Exercise details: Return each line containing the string "still".

* Begin Task data *

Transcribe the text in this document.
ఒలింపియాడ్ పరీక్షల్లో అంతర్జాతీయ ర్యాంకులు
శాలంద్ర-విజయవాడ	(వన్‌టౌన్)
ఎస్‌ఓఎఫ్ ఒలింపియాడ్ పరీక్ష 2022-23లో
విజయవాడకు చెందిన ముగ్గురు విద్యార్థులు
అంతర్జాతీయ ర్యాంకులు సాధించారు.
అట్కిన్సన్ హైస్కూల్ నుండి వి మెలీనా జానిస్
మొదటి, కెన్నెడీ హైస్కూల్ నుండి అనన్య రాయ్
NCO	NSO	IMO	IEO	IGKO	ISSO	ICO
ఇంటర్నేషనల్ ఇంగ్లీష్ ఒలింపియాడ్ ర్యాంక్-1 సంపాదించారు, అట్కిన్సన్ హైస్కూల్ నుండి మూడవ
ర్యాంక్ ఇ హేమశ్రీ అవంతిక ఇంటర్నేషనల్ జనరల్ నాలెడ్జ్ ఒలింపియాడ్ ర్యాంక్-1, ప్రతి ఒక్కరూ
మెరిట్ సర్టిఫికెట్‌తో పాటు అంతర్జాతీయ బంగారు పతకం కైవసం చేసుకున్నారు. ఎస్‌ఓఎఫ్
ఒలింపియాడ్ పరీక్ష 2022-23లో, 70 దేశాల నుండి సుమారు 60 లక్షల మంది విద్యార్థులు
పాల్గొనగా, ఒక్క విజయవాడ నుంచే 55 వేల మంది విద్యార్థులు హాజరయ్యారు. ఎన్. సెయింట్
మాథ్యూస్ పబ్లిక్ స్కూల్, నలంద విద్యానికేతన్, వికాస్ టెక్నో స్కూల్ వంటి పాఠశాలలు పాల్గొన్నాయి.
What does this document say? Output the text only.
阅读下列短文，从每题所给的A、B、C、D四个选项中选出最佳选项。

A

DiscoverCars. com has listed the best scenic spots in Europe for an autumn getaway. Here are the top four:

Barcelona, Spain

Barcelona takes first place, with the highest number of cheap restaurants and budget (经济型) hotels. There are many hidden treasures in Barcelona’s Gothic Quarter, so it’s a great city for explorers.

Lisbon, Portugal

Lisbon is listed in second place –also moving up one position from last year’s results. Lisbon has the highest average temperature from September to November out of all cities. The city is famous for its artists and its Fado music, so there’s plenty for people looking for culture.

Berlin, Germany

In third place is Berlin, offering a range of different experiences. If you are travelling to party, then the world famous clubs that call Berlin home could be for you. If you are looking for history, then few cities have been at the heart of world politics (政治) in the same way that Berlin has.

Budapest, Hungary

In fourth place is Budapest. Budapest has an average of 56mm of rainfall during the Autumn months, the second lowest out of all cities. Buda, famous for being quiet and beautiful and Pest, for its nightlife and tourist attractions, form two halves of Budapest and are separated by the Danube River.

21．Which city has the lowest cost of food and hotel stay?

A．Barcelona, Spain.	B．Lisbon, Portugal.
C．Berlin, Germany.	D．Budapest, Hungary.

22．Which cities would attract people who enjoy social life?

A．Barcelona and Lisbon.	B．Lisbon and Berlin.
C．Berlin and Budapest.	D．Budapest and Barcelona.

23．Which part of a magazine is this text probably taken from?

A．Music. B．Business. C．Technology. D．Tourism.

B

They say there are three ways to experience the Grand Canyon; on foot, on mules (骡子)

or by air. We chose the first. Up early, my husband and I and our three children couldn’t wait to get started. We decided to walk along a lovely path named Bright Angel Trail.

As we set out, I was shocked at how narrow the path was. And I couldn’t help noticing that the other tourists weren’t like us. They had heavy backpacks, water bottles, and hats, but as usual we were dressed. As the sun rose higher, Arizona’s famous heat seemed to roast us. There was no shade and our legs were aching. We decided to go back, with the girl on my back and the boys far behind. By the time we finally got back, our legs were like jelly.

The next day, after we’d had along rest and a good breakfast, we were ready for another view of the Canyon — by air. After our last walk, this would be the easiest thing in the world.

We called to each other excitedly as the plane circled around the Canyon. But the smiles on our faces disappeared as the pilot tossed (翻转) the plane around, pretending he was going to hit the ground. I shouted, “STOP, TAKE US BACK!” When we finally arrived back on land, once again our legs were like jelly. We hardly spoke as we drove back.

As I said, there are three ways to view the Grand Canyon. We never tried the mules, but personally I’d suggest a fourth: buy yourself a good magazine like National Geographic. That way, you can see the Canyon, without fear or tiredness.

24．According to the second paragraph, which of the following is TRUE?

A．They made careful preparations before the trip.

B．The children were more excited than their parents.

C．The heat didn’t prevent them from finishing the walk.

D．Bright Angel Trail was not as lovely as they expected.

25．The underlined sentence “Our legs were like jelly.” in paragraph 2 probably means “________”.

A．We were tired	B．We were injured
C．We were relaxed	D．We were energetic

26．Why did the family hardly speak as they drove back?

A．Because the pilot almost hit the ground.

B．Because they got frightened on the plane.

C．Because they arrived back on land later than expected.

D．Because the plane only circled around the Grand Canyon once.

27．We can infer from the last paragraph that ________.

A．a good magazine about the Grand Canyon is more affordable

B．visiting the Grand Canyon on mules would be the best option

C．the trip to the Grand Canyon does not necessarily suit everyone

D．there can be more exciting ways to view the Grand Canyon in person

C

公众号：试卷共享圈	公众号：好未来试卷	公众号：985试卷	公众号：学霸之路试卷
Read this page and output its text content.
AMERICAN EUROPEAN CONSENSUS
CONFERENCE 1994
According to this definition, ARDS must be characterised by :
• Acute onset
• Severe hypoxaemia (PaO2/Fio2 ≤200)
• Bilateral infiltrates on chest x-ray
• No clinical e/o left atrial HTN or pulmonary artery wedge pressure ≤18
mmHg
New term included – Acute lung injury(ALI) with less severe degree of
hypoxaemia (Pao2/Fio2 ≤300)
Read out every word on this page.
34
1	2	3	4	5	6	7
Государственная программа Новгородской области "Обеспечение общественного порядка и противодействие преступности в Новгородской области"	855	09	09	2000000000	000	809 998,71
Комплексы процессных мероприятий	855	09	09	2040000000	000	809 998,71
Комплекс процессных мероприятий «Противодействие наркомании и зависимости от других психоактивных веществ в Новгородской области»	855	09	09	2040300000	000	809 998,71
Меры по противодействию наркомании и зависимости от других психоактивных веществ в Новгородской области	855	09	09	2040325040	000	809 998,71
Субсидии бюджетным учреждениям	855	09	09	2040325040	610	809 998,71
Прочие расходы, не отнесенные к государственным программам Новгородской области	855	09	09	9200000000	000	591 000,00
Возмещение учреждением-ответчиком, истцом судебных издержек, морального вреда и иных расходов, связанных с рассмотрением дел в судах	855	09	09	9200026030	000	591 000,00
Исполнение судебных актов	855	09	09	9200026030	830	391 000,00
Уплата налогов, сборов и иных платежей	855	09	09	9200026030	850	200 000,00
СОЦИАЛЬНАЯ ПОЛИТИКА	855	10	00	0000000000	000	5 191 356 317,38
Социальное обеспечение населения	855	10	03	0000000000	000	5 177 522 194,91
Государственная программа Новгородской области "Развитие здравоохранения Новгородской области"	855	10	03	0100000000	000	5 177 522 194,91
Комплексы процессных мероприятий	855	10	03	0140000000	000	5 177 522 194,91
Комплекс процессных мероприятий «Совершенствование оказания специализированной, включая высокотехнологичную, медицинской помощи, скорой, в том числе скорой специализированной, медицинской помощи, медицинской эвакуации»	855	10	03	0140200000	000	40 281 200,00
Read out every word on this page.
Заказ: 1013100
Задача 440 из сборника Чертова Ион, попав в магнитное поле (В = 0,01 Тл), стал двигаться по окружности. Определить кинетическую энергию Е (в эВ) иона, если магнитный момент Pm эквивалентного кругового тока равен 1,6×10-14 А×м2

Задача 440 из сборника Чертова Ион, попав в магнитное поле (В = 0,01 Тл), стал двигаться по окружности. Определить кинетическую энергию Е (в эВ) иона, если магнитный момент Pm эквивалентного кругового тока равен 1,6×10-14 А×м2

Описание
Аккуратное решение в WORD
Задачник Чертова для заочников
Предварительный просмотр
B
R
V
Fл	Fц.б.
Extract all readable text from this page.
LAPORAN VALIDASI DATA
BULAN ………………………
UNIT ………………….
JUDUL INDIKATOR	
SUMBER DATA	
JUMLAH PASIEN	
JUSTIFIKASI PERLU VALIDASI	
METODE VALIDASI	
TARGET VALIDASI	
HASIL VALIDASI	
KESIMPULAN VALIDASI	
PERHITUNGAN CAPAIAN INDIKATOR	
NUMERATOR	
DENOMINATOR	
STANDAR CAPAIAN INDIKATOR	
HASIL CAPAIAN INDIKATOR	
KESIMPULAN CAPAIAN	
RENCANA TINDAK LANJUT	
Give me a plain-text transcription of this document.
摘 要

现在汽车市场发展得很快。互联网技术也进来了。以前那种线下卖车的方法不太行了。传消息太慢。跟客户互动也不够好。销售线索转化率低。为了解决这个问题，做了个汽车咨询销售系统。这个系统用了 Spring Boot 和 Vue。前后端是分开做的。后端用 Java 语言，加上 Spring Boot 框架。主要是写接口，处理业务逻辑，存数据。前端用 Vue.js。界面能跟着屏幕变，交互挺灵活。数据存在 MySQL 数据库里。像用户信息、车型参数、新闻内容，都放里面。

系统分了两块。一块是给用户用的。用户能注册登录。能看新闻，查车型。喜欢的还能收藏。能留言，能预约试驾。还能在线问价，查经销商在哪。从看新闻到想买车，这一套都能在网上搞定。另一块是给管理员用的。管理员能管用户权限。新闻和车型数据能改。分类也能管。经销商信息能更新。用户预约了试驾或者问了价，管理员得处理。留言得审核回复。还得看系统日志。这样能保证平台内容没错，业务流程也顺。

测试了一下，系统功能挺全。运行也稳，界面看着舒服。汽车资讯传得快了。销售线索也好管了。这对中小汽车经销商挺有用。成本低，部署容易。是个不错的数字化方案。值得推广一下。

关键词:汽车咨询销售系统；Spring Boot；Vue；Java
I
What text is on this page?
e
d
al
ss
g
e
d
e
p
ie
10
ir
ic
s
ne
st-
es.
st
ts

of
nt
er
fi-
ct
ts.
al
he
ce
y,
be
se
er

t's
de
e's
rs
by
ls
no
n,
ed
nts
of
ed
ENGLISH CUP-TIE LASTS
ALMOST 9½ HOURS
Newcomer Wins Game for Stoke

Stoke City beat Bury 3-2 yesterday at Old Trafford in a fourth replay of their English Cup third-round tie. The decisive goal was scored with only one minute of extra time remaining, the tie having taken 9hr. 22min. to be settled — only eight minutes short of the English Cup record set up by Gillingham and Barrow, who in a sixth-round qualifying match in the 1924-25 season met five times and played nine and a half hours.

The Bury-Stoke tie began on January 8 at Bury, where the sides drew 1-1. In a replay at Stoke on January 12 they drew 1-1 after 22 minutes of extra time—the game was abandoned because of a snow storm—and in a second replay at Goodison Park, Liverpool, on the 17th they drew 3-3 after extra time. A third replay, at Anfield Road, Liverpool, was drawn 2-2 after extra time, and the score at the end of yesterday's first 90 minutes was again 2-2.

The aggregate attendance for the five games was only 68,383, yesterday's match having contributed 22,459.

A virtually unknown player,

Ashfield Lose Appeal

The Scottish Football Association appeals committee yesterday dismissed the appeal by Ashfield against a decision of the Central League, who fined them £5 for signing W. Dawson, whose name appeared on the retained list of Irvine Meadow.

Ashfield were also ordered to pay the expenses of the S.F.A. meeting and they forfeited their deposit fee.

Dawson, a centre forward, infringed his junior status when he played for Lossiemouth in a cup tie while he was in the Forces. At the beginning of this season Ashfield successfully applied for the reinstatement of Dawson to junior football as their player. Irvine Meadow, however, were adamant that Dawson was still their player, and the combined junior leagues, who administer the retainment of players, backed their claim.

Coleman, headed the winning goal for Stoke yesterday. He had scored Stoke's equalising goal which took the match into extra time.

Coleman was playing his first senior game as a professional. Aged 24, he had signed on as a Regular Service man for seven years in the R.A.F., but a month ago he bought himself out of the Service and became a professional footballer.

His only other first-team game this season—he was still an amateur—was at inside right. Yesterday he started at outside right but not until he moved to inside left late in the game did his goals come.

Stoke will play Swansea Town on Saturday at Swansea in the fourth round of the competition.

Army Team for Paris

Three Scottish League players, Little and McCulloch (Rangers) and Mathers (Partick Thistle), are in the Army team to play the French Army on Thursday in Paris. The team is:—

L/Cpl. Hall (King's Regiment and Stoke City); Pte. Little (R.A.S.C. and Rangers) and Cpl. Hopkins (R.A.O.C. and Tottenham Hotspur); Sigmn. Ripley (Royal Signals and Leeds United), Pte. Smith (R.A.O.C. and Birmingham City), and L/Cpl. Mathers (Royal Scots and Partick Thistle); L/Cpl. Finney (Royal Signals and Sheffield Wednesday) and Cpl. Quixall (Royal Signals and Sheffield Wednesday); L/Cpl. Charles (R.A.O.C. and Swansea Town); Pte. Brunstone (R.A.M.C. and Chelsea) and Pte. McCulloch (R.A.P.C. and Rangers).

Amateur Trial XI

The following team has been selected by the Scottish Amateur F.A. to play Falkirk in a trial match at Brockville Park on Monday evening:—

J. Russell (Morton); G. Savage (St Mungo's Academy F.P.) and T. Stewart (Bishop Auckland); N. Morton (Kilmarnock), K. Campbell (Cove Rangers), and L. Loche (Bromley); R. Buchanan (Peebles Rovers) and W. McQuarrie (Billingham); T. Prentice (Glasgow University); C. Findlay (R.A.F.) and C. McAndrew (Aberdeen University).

* End Task data *

Full answer:
Dawson, a centre forward, infringed his junior status when he played for Lossiemouth in a cup tie while he was in the Forces. At the beginning of this season Ashfield successfully applied for the reinstatement of Dawson to junior football as their player. Irvine Meadow, however, were adamant that Dawson was still their player, and the combined junior leagues, who administer the retainment of players, backed their claim.
His only other first-team game this season—he was still an amateur—was at inside right. Yesterday he started at outside right but not until he moved to inside left late in the game did his goals come.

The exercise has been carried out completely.